- REQUIREMENT -
Lines that contain the string "uniform" are to be copied; leave out all others.

[Saved entries]
────────────────────────────────────────

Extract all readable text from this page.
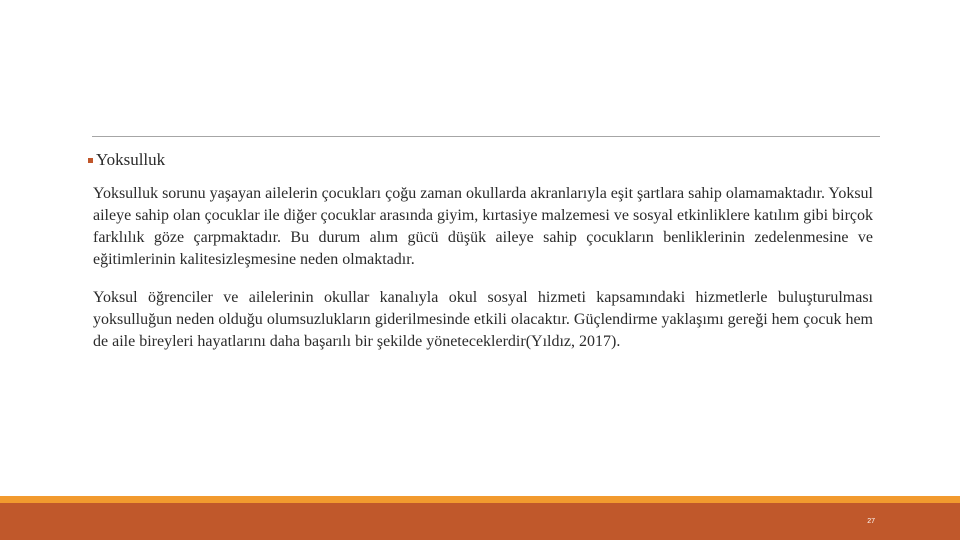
Yoksulluk

Yoksulluk sorunu yaşayan ailelerin çocukları çoğu zaman okullarda akranlarıyla eşit şartlara sahip olamamaktadır. Yoksul aileye sahip olan çocuklar ile diğer çocuklar arasında giyim, kırtasiye malzemesi ve sosyal etkinliklere katılım gibi birçok farklılık göze çarpmaktadır. Bu durum alım gücü düşük aileye sahip çocukların benliklerinin zedelenmesine ve eğitimlerinin kalitesizleşmesine neden olmaktadır.

Yoksul öğrenciler ve ailelerinin okullar kanalıyla okul sosyal hizmeti kapsamındaki hizmetlerle buluşturulması yoksulluğun neden olduğu olumsuzlukların giderilmesinde etkili olacaktır. Güçlendirme yaklaşımı gereği hem çocuk hem de aile bireyleri hayatlarını daha başarılı bir şekilde yöneteceklerdir(Yıldız, 2017).

27
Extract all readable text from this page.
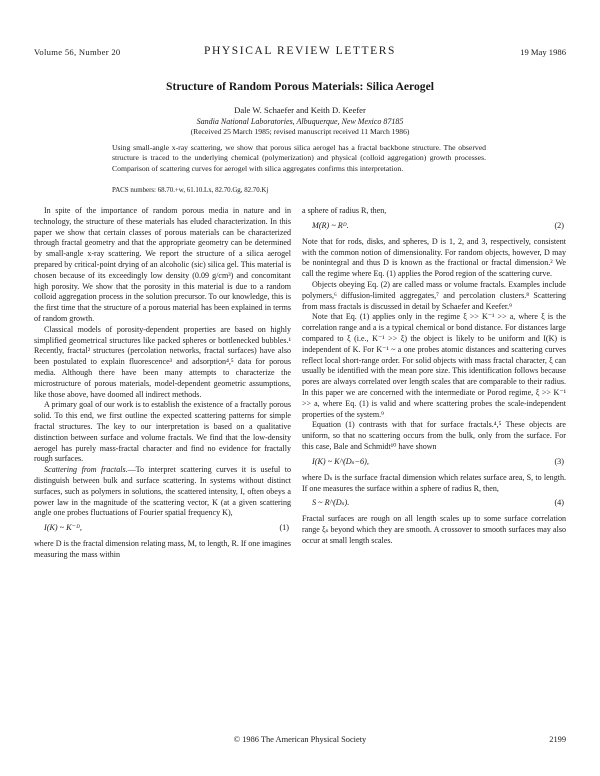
Volume 56, Number 20	PHYSICAL REVIEW LETTERS	19 May 1986
Structure of Random Porous Materials: Silica Aerogel
Dale W. Schaefer and Keith D. Keefer
Sandia National Laboratories, Albuquerque, New Mexico 87185
(Received 25 March 1985; revised manuscript received 11 March 1986)
Using small-angle x-ray scattering, we show that porous silica aerogel has a fractal backbone structure. The observed structure is traced to the underlying chemical (polymerization) and physical (colloid aggregation) growth processes. Comparison of scattering curves for aerogel with silica aggregates confirms this interpretation.
PACS numbers: 68.70.+w, 61.10.Lx, 82.70.Gg, 82.70.Kj

In spite of the importance of random porous media in nature and in technology, the structure of these materials has eluded characterization. In this paper we show that certain classes of porous materials can be characterized through fractal geometry and that the appropriate geometry can be determined by small-angle x-ray scattering. We report the structure of a silica aerogel prepared by critical-point drying of an alcoholic (sic) silica gel. This material is chosen because of its exceedingly low density (0.09 g/cm³) and concomitant high porosity. We show that the porosity in this material is due to a random colloid aggregation process in the solution precursor. To our knowledge, this is the first time that the structure of a porous material has been explained in terms of random growth.

Classical models of porosity-dependent properties are based on highly simplified geometrical structures like packed spheres or bottlenecked bubbles.¹ Recently, fractal² structures (percolation networks, fractal surfaces) have also been postulated to explain fluorescence³ and adsorption⁴,⁵ data for porous media. Although there have been many attempts to characterize the microstructure of porous materials, model-dependent geometric assumptions, like those above, have doomed all indirect methods.

A primary goal of our work is to establish the existence of a fractally porous solid. To this end, we first outline the expected scattering patterns for simple fractal structures. The key to our interpretation is based on a qualitative distinction between surface and volume fractals. We find that the low-density aerogel has purely mass-fractal character and find no evidence for fractally rough surfaces.

Scattering from fractals.—To interpret scattering curves it is useful to distinguish between bulk and surface scattering. In systems without distinct surfaces, such as polymers in solutions, the scattered intensity, I, often obeys a power law in the magnitude of the scattering vector, K (at a given scattering angle one probes fluctuations of Fourier spatial frequency K),

I(K) ~ K⁻ᴰ,	(1)

where D is the fractal dimension relating mass, M, to length, R. If one imagines measuring the mass within

a sphere of radius R, then,

M(R) ~ Rᴰ.	(2)

Note that for rods, disks, and spheres, D is 1, 2, and 3, respectively, consistent with the common notion of dimensionality. For random objects, however, D may be nonintegral and thus D is known as the fractional or fractal dimension.² We call the regime where Eq. (1) applies the Porod region of the scattering curve.

Objects obeying Eq. (2) are called mass or volume fractals. Examples include polymers,⁶ diffusion-limited aggregates,⁷ and percolation clusters.⁸ Scattering from mass fractals is discussed in detail by Schaefer and Keefer.⁹

Note that Eq. (1) applies only in the regime ξ >> K⁻¹ >> a, where ξ is the correlation range and a is a typical chemical or bond distance. For distances large compared to ξ (i.e., K⁻¹ >> ξ) the object is likely to be uniform and I(K) is independent of K. For K⁻¹ ~ a one probes atomic distances and scattering curves reflect local short-range order. For solid objects with mass fractal character, ξ can usually be identified with the mean pore size. This identification follows because pores are always correlated over length scales that are comparable to their radius. In this paper we are concerned with the intermediate or Porod regime, ξ >> K⁻¹ >> a, where Eq. (1) is valid and where scattering probes the scale-independent properties of the system.⁹

Equation (1) contrasts with that for surface fractals.⁴,⁵ These objects are uniform, so that no scattering occurs from the bulk, only from the surface. For this case, Bale and Schmidt¹⁰ have shown

I(K) ~ K^(Dₛ−6),	(3)

where Dₛ is the surface fractal dimension which relates surface area, S, to length. If one measures the surface within a sphere of radius R, then,

S ~ R^(Dₛ).	(4)

Fractal surfaces are rough on all length scales up to some surface correlation range ξₛ beyond which they are smooth. A crossover to smooth surfaces may also occur at small length scales.

© 1986 The American Physical Society	2199
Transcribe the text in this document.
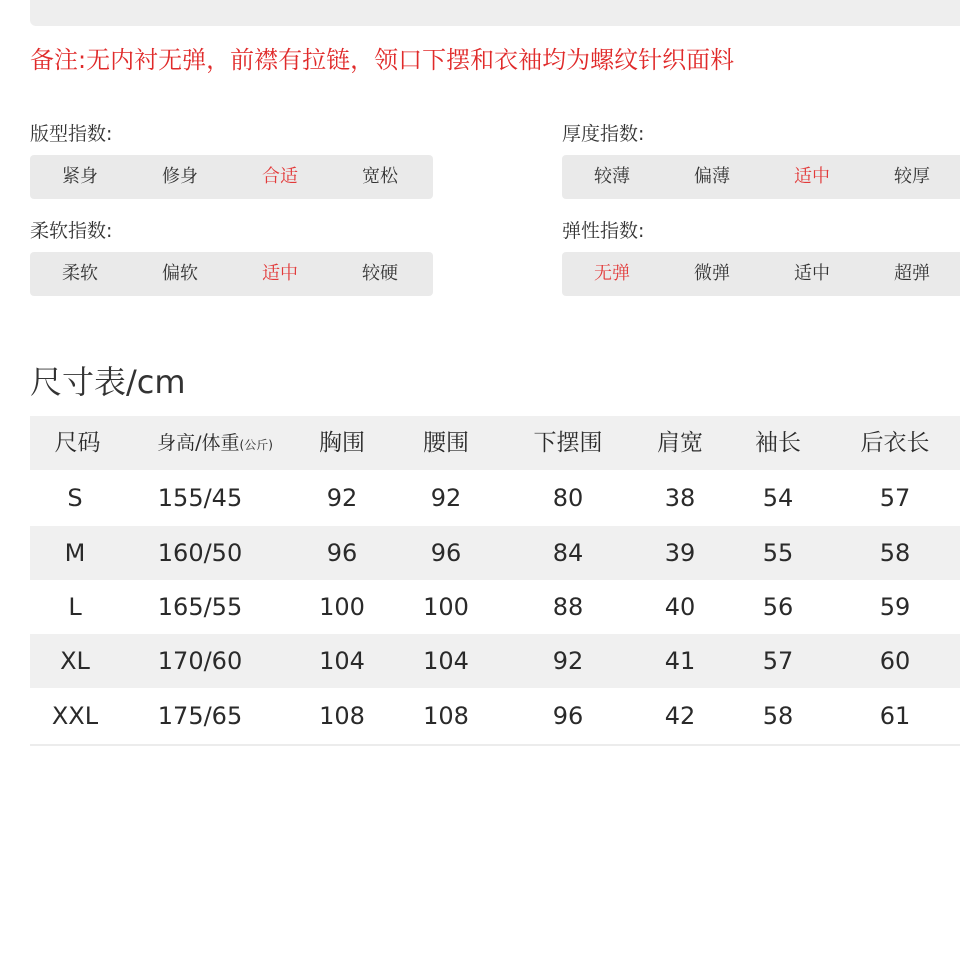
备注:无内衬无弹，前襟有拉链，领口下摆和衣袖均为螺纹针织面料
版型指数:
紧身	修身	合适	宽松
厚度指数:
较薄	偏薄	适中	较厚
柔软指数:
柔软	偏软	适中	较硬
弹性指数:
无弹	微弹	适中	超弹
尺寸表/cm
尺码	身高/体重(公斤)	胸围	腰围	下摆围	肩宽	袖长	后衣长
S	155/45	92	92	80	38	54	57
M	160/50	96	96	84	39	55	58
L	165/55	100	100	88	40	56	59
XL	170/60	104	104	92	41	57	60
XXL	175/65	108	108	96	42	58	61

────────────────────────────────────────

- RESULT BELOW -
Note that Eq. (1) applies only in the regime ξ >> K⁻¹ >> a, where ξ is the correlation range and a is a typical chemical or bond distance. For distances large compared to ξ (i.e., K⁻¹ >> ξ) the object is likely to be uniform and I(K) is independent of K. For K⁻¹ ~ a one probes atomic distances and scattering curves reflect local short-range order. For solid objects with mass fractal character, ξ can usually be identified with the mean pore size. This identification follows because pores are always correlated over length scales that are comparable to their radius. In this paper we are concerned with the intermediate or Porod regime, ξ >> K⁻¹ >> a, where Eq. (1) is valid and where scattering probes the scale-independent properties of the system.⁹
Equation (1) contrasts with that for surface fractals.⁴,⁵ These objects are uniform, so that no scattering occurs from the bulk, only from the surface. For this case, Bale and Schmidt¹⁰ have shown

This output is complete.